- **Aim**
Copy every line from the material below that holds "when".

--- start of Data extract ---

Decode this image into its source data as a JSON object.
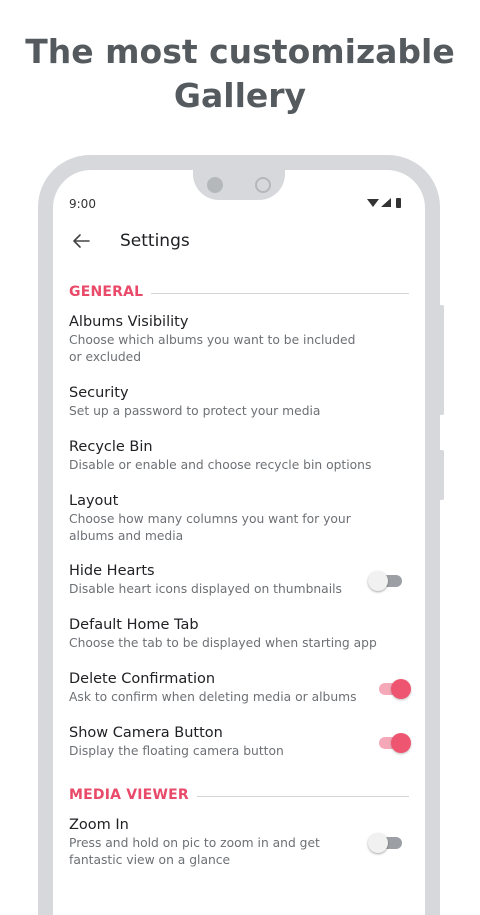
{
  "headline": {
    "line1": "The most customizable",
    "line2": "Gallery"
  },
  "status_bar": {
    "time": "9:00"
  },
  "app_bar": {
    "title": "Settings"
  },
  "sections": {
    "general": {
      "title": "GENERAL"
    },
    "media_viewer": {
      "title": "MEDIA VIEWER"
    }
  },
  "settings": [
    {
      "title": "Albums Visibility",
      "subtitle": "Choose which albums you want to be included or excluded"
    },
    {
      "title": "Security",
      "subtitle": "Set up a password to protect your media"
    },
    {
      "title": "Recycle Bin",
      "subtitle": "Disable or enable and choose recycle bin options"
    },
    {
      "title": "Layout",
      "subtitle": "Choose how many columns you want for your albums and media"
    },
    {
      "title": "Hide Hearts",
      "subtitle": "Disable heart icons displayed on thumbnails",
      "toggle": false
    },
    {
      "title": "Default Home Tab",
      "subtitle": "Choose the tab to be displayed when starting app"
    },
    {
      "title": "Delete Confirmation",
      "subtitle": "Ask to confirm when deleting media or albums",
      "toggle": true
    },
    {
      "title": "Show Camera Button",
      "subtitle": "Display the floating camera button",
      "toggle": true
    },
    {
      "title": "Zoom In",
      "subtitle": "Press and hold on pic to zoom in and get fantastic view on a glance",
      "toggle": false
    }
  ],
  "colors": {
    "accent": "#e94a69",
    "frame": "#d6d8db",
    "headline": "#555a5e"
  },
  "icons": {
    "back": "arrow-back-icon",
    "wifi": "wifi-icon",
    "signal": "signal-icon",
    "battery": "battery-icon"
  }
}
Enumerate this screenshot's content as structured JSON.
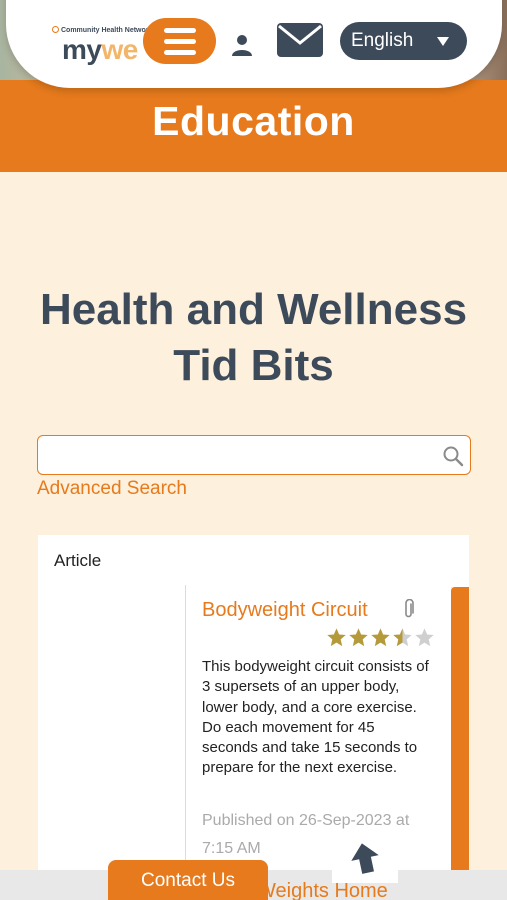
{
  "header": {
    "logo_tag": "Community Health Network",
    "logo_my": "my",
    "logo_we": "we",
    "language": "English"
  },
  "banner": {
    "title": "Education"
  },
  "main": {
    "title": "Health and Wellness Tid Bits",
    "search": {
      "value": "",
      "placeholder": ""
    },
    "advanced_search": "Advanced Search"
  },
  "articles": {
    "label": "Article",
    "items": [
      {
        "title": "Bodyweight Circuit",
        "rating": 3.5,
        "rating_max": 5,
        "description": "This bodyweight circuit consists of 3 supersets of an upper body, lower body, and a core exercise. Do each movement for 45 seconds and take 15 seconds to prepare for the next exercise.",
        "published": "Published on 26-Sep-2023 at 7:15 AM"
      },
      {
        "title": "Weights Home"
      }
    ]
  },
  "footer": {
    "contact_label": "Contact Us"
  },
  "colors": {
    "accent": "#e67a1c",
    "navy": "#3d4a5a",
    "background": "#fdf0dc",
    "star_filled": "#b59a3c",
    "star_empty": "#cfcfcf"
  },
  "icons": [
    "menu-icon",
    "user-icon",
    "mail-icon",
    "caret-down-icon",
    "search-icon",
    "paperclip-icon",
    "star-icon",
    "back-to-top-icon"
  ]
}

--- end of Data extract ---

- **Full answer**
      "subtitle": "Choose the tab to be displayed when starting app"
      "subtitle": "Ask to confirm when deleting media or albums",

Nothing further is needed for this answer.